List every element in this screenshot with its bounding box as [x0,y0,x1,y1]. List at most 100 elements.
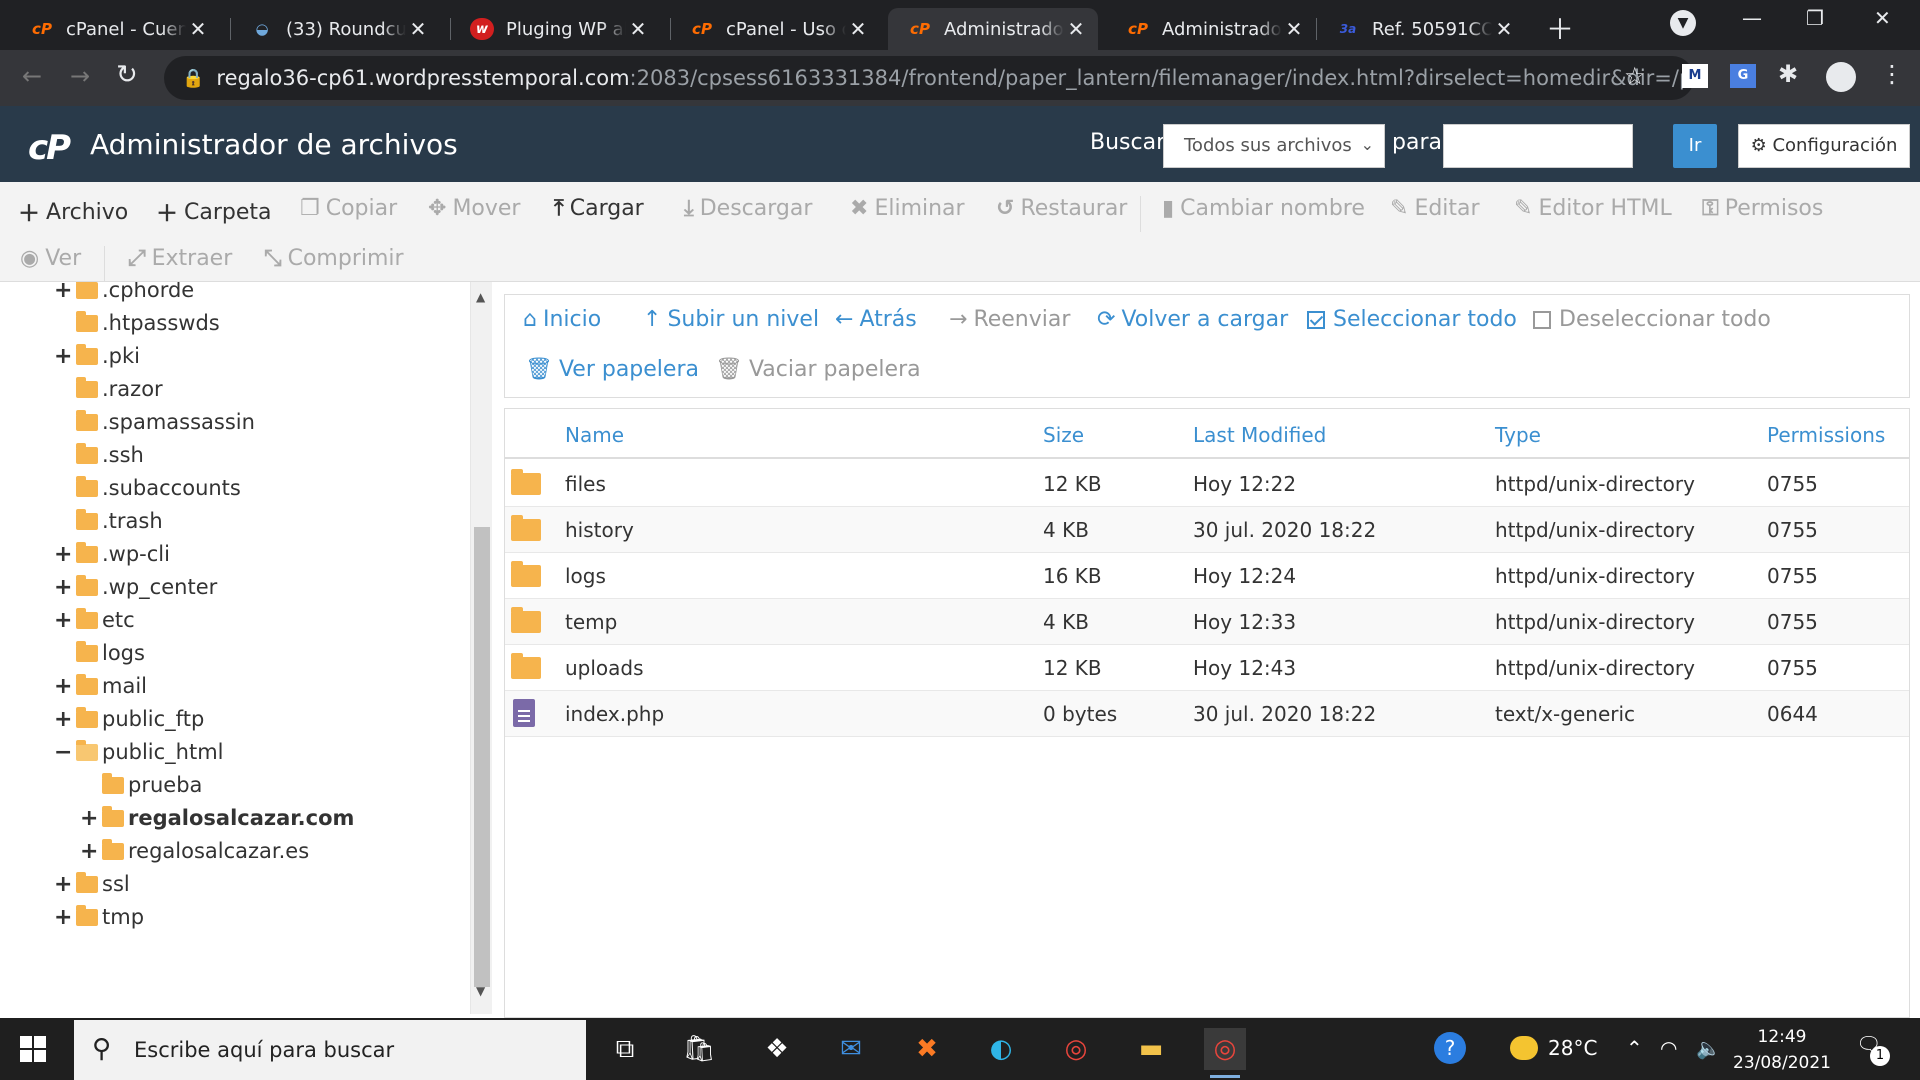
volume-icon[interactable]: 🔈 [1696,1036,1721,1060]
extract-button[interactable]: ⤢ Extraer [128,246,232,271]
upload-button[interactable]: ⤒ Cargar [554,196,644,221]
close-icon[interactable]: ✕ [1282,17,1306,41]
back-icon[interactable]: ← [22,62,42,90]
tree-item[interactable]: + .wp_center [54,573,217,601]
empty-trash-button[interactable]: 🗑 Vaciar papelera [715,357,921,382]
forward-button[interactable]: → Reenviar [949,307,1070,332]
tree-scrollbar[interactable]: ▲ ▼ [470,282,492,1014]
menu-dots-icon[interactable]: ⋮ [1880,60,1904,88]
xampp-icon[interactable]: ✖ [906,1028,948,1070]
cpanel-logo[interactable]: cP [28,128,71,168]
help-icon[interactable]: ? [1434,1032,1466,1064]
delete-button[interactable]: ✖ Eliminar [850,196,965,221]
tree-item[interactable]: + .wp-cli [54,540,170,568]
table-row[interactable]: logs 16 KB Hoy 12:24 httpd/unix-director… [505,553,1909,599]
table-row[interactable]: index.php 0 bytes 30 jul. 2020 18:22 tex… [505,691,1909,737]
deselect-all-button[interactable]: Deseleccionar todo [1533,307,1771,332]
edge-icon[interactable]: ◐ [980,1028,1022,1070]
close-icon[interactable]: ✕ [1492,17,1516,41]
search-scope-select[interactable]: Todos sus archivos ⌄ [1163,124,1385,168]
tree-item[interactable]: .razor [54,375,163,403]
table-row[interactable]: uploads 12 KB Hoy 12:43 httpd/unix-direc… [505,645,1909,691]
tree-item[interactable]: .trash [54,507,163,535]
scroll-down-icon[interactable]: ▼ [476,984,485,998]
table-row[interactable]: temp 4 KB Hoy 12:33 httpd/unix-directory… [505,599,1909,645]
html-editor-button[interactable]: ✎ Editor HTML [1514,196,1672,221]
forward-icon[interactable]: → [70,62,90,90]
restore-button[interactable]: ↺ Restaurar [996,196,1127,221]
expand-icon[interactable]: + [54,707,72,732]
restore-icon[interactable]: ❐ [1806,6,1824,30]
new-file-button[interactable]: ＋ Archivo [18,196,128,228]
close-icon[interactable]: ✕ [626,17,650,41]
column-type[interactable]: Type [1495,423,1541,447]
expand-icon[interactable]: + [54,282,72,303]
table-row[interactable]: files 12 KB Hoy 12:22 httpd/unix-directo… [505,461,1909,507]
task-view-icon[interactable]: ⧉ [604,1028,646,1070]
expand-icon[interactable]: + [80,806,98,831]
browser-tab[interactable]: cP cPanel - Uso de ✕ [670,8,880,50]
tree-item[interactable]: + public_ftp [54,705,204,733]
collapse-icon[interactable]: − [54,740,72,765]
minimize-icon[interactable]: — [1742,6,1762,30]
taskbar-search[interactable]: ⚲ Escribe aquí para buscar [74,1020,586,1080]
tree-item-current[interactable]: + regalosalcazar.com [80,804,354,832]
browser-tab[interactable]: w Pluging WP all ✕ [450,8,660,50]
settings-button[interactable]: ⚙ Configuración [1738,124,1910,168]
expand-icon[interactable]: + [80,839,98,864]
store-icon[interactable]: 🛍 [678,1028,720,1070]
tree-item[interactable]: prueba [80,771,202,799]
expand-icon[interactable]: + [54,872,72,897]
column-permissions[interactable]: Permissions [1767,423,1885,447]
tree-item[interactable]: logs [54,639,145,667]
browser-tab[interactable]: cP Administrador ✕ [1106,8,1316,50]
edit-button[interactable]: ✎ Editar [1390,196,1480,221]
chevron-up-icon[interactable]: ⌃ [1626,1036,1643,1060]
expand-icon[interactable]: + [54,674,72,699]
mail-icon[interactable]: ✉ [830,1028,872,1070]
go-button[interactable]: Ir [1673,124,1717,168]
close-icon[interactable]: ✕ [186,17,210,41]
expand-icon[interactable]: + [54,608,72,633]
notifications-icon[interactable]: 🗨 1 [1856,1032,1890,1066]
download-button[interactable]: ⤓ Descargar [684,196,812,221]
expand-icon[interactable]: + [54,905,72,930]
tree-item[interactable]: + etc [54,606,135,634]
browser-tab[interactable]: 3a Ref. 50591COL ✕ [1316,8,1526,50]
back-button[interactable]: ← Atrás [835,307,917,332]
expand-icon[interactable]: + [54,575,72,600]
tree-item[interactable]: .htpasswds [54,309,220,337]
permissions-button[interactable]: ⚿ Permisos [1702,196,1823,221]
column-last-modified[interactable]: Last Modified [1193,423,1326,447]
tree-item[interactable]: .spamassassin [54,408,255,436]
scroll-up-icon[interactable]: ▲ [476,290,485,304]
close-window-icon[interactable]: ✕ [1874,6,1891,30]
expand-icon[interactable]: + [54,542,72,567]
chrome-active-icon[interactable]: ◎ [1204,1028,1246,1078]
puzzle-icon[interactable]: ✱ [1778,60,1798,88]
up-level-button[interactable]: ↑ Subir un nivel [643,307,819,332]
reload-icon[interactable]: ↻ [116,60,138,90]
browser-tab-active[interactable]: cP Administrador ✕ [888,8,1098,50]
view-button[interactable]: ◉ Ver [20,246,81,271]
expand-icon[interactable]: + [54,344,72,369]
url-field[interactable]: 🔒 regalo36-cp61.wordpresstemporal.com :2… [164,56,1694,100]
tree-item[interactable]: .subaccounts [54,474,241,502]
extension-icon[interactable]: M [1682,64,1708,88]
system-clock[interactable]: 12:49 23/08/2021 [1732,1024,1832,1076]
column-name[interactable]: Name [565,423,624,447]
tree-item[interactable]: + ssl [54,870,130,898]
new-tab-button[interactable]: ＋ [1546,8,1574,48]
dropbox-icon[interactable]: ❖ [756,1028,798,1070]
translate-icon[interactable]: G [1730,64,1756,88]
windows-start-icon[interactable] [20,1036,48,1064]
close-icon[interactable]: ✕ [1064,17,1088,41]
reload-button[interactable]: ⟳ Volver a cargar [1097,307,1288,332]
tree-item[interactable]: + tmp [54,903,144,931]
bookmark-star-icon[interactable]: ☆ [1624,62,1646,90]
tree-item[interactable]: + .cphorde [54,282,194,304]
profile-avatar-icon[interactable] [1826,62,1856,92]
copy-button[interactable]: ❐ Copiar [300,196,397,221]
tab-search-icon[interactable]: ▼ [1670,10,1696,36]
table-row[interactable]: history 4 KB 30 jul. 2020 18:22 httpd/un… [505,507,1909,553]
+ + + + + + +
WHAT IS NEEDED:
Report every line of the records above that contains the string "logs".

RESPONSE TO THE TASK:
table-row[interactable]: logs 16 KB Hoy 12:24 httpd/unix-director… [505,553,1909,599]
tree-item[interactable]: logs [54,639,145,667]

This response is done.